Your task is to repeat all of the material exactly.
================================
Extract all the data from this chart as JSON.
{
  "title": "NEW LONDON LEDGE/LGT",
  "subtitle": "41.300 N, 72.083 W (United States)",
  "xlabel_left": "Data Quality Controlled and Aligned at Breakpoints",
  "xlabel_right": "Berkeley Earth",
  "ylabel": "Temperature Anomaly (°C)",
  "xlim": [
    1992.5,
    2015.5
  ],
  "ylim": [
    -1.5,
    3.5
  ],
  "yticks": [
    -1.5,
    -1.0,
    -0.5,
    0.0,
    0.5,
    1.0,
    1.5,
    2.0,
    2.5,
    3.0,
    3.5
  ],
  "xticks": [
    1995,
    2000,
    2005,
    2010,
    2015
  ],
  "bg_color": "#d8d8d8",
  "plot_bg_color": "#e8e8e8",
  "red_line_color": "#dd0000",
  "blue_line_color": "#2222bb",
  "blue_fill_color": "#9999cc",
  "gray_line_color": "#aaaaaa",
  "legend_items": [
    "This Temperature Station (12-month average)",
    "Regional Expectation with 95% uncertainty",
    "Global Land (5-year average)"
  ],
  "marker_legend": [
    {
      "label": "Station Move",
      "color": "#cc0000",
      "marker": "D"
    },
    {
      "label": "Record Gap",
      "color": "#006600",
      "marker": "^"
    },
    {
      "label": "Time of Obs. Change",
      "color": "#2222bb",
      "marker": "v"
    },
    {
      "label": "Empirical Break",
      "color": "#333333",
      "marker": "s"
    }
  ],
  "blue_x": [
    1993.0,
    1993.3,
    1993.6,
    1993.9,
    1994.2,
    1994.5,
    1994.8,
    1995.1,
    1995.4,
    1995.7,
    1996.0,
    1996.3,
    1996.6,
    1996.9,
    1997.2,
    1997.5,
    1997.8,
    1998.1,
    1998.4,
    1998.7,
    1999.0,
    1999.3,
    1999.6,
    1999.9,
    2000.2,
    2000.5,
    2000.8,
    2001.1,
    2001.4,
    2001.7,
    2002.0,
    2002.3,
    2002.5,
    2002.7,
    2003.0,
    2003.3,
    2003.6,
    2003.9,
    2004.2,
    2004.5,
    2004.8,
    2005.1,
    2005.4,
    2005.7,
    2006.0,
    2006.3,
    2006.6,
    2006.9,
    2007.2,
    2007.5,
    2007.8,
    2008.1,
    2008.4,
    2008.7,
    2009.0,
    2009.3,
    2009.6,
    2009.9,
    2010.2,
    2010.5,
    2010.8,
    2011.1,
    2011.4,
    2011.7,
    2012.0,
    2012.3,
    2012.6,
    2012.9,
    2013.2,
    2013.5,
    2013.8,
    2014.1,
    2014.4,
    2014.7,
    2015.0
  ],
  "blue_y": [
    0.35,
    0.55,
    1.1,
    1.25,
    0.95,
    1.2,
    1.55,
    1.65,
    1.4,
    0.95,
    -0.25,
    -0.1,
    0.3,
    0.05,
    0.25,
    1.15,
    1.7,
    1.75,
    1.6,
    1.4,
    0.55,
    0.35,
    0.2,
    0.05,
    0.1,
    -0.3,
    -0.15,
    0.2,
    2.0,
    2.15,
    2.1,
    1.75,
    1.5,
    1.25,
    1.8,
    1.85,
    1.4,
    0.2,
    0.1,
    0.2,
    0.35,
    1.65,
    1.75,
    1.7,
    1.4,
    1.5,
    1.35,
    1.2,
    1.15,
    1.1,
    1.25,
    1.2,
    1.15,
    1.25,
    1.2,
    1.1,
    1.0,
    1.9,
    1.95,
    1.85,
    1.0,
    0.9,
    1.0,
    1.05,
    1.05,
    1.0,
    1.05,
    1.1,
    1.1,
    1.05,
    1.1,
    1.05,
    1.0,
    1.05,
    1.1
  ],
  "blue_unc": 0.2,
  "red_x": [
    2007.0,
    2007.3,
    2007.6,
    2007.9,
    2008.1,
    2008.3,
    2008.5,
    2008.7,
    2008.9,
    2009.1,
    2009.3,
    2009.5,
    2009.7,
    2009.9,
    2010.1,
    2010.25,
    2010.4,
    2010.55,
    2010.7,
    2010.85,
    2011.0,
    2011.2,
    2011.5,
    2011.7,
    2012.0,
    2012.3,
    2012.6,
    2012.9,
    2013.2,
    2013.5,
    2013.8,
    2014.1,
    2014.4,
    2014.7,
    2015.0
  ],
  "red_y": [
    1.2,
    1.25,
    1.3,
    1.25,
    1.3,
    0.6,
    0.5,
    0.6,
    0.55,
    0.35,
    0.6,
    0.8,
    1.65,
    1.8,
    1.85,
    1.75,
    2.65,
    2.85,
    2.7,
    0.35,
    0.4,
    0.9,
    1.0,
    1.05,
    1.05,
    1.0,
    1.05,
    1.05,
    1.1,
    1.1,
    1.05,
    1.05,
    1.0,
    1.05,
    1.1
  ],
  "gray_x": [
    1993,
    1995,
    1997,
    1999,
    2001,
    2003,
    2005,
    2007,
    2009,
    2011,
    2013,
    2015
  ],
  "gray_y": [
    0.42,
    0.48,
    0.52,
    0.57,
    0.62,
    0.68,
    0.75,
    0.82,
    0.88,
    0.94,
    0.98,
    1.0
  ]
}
================================
● Task response
Extract all the data from this chart as JSON.
{
  "title": "NEW LONDON LEDGE/LGT",
  "subtitle": "41.300 N, 72.083 W (United States)",
  "xlabel_left": "Data Quality Controlled and Aligned at Breakpoints",
  "xlabel_right": "Berkeley Earth",
  "ylabel": "Temperature Anomaly (°C)",
  "xlim": [
    1992.5,
    2015.5
  ],
  "ylim": [
    -1.5,
    3.5
  ],
  "yticks": [
    -1.5,
    -1.0,
    -0.5,
    0.0,
    0.5,
    1.0,
    1.5,
    2.0,
    2.5,
    3.0,
    3.5
  ],
  "xticks": [
    1995,
    2000,
    2005,
    2010,
    2015
  ],
  "bg_color": "#d8d8d8",
  "plot_bg_color": "#e8e8e8",
  "red_line_color": "#dd0000",
  "blue_line_color": "#2222bb",
  "blue_fill_color": "#9999cc",
  "gray_line_color": "#aaaaaa",
  "legend_items": [
    "This Temperature Station (12-month average)",
    "Regional Expectation with 95% uncertainty",
    "Global Land (5-year average)"
  ],
  "marker_legend": [
    {
      "label": "Station Move",
      "color": "#cc0000",
      "marker": "D"
    },
    {
      "label": "Record Gap",
      "color": "#006600",
      "marker": "^"
    },
    {
      "label": "Time of Obs. Change",
      "color": "#2222bb",
      "marker": "v"
    },
    {
      "label": "Empirical Break",
      "color": "#333333",
      "marker": "s"
    }
  ],
  "blue_x": [
    1993.0,
    1993.3,
    1993.6,
    1993.9,
    1994.2,
    1994.5,
    1994.8,
    1995.1,
    1995.4,
    1995.7,
    1996.0,
    1996.3,
    1996.6,
    1996.9,
    1997.2,
    1997.5,
    1997.8,
    1998.1,
    1998.4,
    1998.7,
    1999.0,
    1999.3,
    1999.6,
    1999.9,
    2000.2,
    2000.5,
    2000.8,
    2001.1,
    2001.4,
    2001.7,
    2002.0,
    2002.3,
    2002.5,
    2002.7,
    2003.0,
    2003.3,
    2003.6,
    2003.9,
    2004.2,
    2004.5,
    2004.8,
    2005.1,
    2005.4,
    2005.7,
    2006.0,
    2006.3,
    2006.6,
    2006.9,
    2007.2,
    2007.5,
    2007.8,
    2008.1,
    2008.4,
    2008.7,
    2009.0,
    2009.3,
    2009.6,
    2009.9,
    2010.2,
    2010.5,
    2010.8,
    2011.1,
    2011.4,
    2011.7,
    2012.0,
    2012.3,
    2012.6,
    2012.9,
    2013.2,
    2013.5,
    2013.8,
    2014.1,
    2014.4,
    2014.7,
    2015.0
  ],
  "blue_y": [
    0.35,
    0.55,
    1.1,
    1.25,
    0.95,
    1.2,
    1.55,
    1.65,
    1.4,
    0.95,
    -0.25,
    -0.1,
    0.3,
    0.05,
    0.25,
    1.15,
    1.7,
    1.75,
    1.6,
    1.4,
    0.55,
    0.35,
    0.2,
    0.05,
    0.1,
    -0.3,
    -0.15,
    0.2,
    2.0,
    2.15,
    2.1,
    1.75,
    1.5,
    1.25,
    1.8,
    1.85,
    1.4,
    0.2,
    0.1,
    0.2,
    0.35,
    1.65,
    1.75,
    1.7,
    1.4,
    1.5,
    1.35,
    1.2,
    1.15,
    1.1,
    1.25,
    1.2,
    1.15,
    1.25,
    1.2,
    1.1,
    1.0,
    1.9,
    1.95,
    1.85,
    1.0,
    0.9,
    1.0,
    1.05,
    1.05,
    1.0,
    1.05,
    1.1,
    1.1,
    1.05,
    1.1,
    1.05,
    1.0,
    1.05,
    1.1
  ],
  "blue_unc": 0.2,
  "red_x": [
    2007.0,
    2007.3,
    2007.6,
    2007.9,
    2008.1,
    2008.3,
    2008.5,
    2008.7,
    2008.9,
    2009.1,
    2009.3,
    2009.5,
    2009.7,
    2009.9,
    2010.1,
    2010.25,
    2010.4,
    2010.55,
    2010.7,
    2010.85,
    2011.0,
    2011.2,
    2011.5,
    2011.7,
    2012.0,
    2012.3,
    2012.6,
    2012.9,
    2013.2,
    2013.5,
    2013.8,
    2014.1,
    2014.4,
    2014.7,
    2015.0
  ],
  "red_y": [
    1.2,
    1.25,
    1.3,
    1.25,
    1.3,
    0.6,
    0.5,
    0.6,
    0.55,
    0.35,
    0.6,
    0.8,
    1.65,
    1.8,
    1.85,
    1.75,
    2.65,
    2.85,
    2.7,
    0.35,
    0.4,
    0.9,
    1.0,
    1.05,
    1.05,
    1.0,
    1.05,
    1.05,
    1.1,
    1.1,
    1.05,
    1.05,
    1.0,
    1.05,
    1.1
  ],
  "gray_x": [
    1993,
    1995,
    1997,
    1999,
    2001,
    2003,
    2005,
    2007,
    2009,
    2011,
    2013,
    2015
  ],
  "gray_y": [
    0.42,
    0.48,
    0.52,
    0.57,
    0.62,
    0.68,
    0.75,
    0.82,
    0.88,
    0.94,
    0.98,
    1.0
  ]
}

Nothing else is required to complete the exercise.